* **Set tasks**
1 - Name each distinct user who posts in the forum thread below.
2 - Print the forum thread below verbatim, from "So yeahh of" up to and including "are you in?".

* **Source**
--- begin ---

# Looking for a guitarist,bassist and vocalist.



## the-trooper (May 1, 2006)

Heyyy, we're a guitarist and a drummer (both 16) and have been playin together for several months.The guitarist has been playin for about 1 and a half years and the drummer 3 years. We are workin on some originals and also play covers. Our influnces include: Iron Maiden, Metallica, Judas Priest, Iced Earth, Stratovarius. Pink Floyd, Led Zeppelin, Helloween, Megadeth, Pantera, Black Sabbath, Hibria, Sonata Arctica and shit loads more. 

We're open minded, easy going guys and we take the music really seriously so you should be dedicated. I'm not gonna go into any specific criteria for the wanted musicans, just for vocals no screamer, emo or growling or any bullshit like that.

So yeahh of youre interested e-mail me at: [email protected] 

Cheers:food-smiley-004:


----------



## zao_89 (Feb 17, 2006)

Id be interested in being a guitarist. What area are you in?


----------



## the-trooper (May 1, 2006)

North York, what kinda stuff do you play?


----------



## zao_89 (Feb 17, 2006)

I play mostly just rock (metal [metalcore, heavy metal, blues metal], punk [from Sex Pistols to Green Day to From First To Last] and just plain rock [GNR, Zep, RHCP).


----------



## adam walker (May 6, 2006)

hey, sent you an email.


----------

--- end ---

Rows from a layout dataset:
--- begin ---

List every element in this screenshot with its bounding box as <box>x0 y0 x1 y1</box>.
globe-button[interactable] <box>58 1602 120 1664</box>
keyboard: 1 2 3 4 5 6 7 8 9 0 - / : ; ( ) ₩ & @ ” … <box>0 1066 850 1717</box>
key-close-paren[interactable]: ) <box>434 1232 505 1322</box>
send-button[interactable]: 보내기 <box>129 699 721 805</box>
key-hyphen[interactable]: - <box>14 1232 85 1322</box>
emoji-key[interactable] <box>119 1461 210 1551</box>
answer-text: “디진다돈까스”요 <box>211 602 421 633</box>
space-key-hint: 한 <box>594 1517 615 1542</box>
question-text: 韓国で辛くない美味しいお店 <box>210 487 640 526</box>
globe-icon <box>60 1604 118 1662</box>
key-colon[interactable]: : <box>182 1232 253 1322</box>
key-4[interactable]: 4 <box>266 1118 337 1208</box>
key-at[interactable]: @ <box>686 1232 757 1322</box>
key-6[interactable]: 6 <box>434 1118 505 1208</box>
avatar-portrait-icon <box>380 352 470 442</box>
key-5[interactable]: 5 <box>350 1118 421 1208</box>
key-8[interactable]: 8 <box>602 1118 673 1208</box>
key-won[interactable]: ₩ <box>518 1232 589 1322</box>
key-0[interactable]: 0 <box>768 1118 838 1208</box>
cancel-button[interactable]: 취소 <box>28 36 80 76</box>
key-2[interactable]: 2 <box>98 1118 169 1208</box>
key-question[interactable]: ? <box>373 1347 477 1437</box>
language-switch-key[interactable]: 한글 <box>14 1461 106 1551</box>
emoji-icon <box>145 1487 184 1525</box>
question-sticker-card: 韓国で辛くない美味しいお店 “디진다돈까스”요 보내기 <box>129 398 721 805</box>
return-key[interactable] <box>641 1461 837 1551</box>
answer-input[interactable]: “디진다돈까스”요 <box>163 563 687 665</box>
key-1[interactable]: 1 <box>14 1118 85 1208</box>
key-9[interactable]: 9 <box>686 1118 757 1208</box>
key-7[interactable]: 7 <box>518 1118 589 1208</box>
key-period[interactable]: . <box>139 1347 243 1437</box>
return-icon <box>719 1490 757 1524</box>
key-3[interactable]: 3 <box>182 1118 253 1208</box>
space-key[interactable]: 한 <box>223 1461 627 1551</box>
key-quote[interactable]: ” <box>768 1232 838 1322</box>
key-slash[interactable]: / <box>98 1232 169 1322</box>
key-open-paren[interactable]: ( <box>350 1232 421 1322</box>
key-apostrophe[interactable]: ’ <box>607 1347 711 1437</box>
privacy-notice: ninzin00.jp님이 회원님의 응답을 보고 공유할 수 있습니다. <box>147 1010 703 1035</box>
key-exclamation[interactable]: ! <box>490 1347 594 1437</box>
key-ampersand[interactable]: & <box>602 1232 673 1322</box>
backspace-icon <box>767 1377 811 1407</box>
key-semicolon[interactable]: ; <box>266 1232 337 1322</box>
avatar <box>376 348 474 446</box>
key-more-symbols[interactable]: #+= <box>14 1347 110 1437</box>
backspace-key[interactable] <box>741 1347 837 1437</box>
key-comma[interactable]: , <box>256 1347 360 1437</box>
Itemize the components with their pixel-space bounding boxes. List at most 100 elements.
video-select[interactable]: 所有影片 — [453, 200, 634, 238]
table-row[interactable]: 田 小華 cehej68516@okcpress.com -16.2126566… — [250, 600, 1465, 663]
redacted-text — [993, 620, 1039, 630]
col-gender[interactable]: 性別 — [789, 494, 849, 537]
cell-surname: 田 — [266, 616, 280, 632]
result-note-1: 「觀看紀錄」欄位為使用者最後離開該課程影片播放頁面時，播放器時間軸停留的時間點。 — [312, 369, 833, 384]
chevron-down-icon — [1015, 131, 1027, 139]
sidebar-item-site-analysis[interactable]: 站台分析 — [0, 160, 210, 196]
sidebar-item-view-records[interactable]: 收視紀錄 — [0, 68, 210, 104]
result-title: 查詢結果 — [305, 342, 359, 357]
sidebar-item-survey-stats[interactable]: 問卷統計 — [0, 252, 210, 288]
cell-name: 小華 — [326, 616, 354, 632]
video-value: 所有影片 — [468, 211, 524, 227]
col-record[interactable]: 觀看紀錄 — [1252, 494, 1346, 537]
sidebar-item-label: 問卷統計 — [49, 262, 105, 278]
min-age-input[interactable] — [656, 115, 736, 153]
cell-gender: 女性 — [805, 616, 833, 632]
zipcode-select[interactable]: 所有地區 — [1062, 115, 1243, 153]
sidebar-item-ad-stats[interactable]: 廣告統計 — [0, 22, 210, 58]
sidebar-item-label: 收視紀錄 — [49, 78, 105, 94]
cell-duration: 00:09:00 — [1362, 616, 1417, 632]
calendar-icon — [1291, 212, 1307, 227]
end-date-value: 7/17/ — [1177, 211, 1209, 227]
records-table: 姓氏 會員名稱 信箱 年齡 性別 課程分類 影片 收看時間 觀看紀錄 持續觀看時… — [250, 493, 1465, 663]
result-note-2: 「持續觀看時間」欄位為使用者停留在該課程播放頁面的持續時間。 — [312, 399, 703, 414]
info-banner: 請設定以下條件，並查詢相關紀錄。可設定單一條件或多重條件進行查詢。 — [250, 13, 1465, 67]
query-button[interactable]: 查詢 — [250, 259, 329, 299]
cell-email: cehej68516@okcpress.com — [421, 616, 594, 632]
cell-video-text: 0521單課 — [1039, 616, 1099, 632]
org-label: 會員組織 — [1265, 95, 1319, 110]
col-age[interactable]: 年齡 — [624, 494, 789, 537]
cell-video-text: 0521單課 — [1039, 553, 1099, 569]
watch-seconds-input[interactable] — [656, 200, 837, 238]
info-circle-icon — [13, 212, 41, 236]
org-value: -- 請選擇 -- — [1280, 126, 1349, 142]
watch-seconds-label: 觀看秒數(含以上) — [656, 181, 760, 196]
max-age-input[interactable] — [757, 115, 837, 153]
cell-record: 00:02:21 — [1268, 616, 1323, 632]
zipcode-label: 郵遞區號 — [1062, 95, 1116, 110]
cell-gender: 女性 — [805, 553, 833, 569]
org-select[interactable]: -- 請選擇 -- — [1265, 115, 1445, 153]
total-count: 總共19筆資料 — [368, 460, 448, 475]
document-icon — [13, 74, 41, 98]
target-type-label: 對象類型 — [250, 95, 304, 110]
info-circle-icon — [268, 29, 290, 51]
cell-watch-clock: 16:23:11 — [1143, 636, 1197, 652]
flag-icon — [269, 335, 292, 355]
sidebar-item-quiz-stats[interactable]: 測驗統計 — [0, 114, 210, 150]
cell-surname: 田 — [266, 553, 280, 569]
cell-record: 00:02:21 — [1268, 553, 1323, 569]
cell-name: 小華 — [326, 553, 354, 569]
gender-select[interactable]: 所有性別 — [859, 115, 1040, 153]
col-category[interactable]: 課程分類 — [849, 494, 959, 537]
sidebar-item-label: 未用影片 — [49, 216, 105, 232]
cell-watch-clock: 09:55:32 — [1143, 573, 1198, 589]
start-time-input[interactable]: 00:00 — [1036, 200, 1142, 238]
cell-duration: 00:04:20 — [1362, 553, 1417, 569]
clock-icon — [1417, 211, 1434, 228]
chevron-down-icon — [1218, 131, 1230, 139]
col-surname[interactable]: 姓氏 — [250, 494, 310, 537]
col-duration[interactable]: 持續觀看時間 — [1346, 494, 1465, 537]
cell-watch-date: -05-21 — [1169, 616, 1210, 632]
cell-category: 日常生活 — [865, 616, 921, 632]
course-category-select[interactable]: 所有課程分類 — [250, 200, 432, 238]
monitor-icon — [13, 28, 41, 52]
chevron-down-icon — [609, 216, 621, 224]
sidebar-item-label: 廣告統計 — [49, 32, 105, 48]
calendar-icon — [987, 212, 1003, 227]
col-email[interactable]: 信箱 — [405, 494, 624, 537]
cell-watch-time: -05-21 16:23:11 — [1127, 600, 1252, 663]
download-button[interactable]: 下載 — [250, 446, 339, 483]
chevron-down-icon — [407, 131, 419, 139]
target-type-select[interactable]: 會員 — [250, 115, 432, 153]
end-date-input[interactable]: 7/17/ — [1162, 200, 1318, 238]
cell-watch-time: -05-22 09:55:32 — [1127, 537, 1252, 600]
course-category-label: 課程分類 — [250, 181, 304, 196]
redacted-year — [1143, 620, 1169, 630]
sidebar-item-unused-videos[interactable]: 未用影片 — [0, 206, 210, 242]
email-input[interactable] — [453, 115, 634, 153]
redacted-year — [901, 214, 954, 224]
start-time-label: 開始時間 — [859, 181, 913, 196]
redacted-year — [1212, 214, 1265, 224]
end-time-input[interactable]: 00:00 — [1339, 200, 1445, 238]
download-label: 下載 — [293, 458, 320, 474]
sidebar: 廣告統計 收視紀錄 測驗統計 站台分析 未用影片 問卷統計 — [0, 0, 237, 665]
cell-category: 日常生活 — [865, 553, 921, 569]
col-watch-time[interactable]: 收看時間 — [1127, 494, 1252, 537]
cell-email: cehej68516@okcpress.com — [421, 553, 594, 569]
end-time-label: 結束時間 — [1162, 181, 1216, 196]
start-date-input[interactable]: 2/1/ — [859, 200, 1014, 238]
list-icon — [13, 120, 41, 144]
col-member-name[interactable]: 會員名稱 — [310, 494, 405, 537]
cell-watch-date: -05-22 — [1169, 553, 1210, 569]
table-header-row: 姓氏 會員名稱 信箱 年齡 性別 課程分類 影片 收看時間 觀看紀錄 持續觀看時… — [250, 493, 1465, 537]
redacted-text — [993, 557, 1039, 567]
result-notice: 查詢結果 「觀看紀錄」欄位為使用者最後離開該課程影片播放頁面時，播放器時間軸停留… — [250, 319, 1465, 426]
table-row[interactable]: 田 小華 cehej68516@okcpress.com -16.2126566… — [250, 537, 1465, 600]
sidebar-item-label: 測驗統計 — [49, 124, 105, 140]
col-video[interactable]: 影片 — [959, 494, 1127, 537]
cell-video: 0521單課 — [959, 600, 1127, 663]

--- end ---

* **Solution set**
1 - the-trooper, zao_89, adam walker

2 -
So yeahh of youre interested e-mail me at: [email protected] 

Cheers:food-smiley-004:


----------



## zao_89 (Feb 17, 2006)

Id be interested in being a guitarist. What area are you in?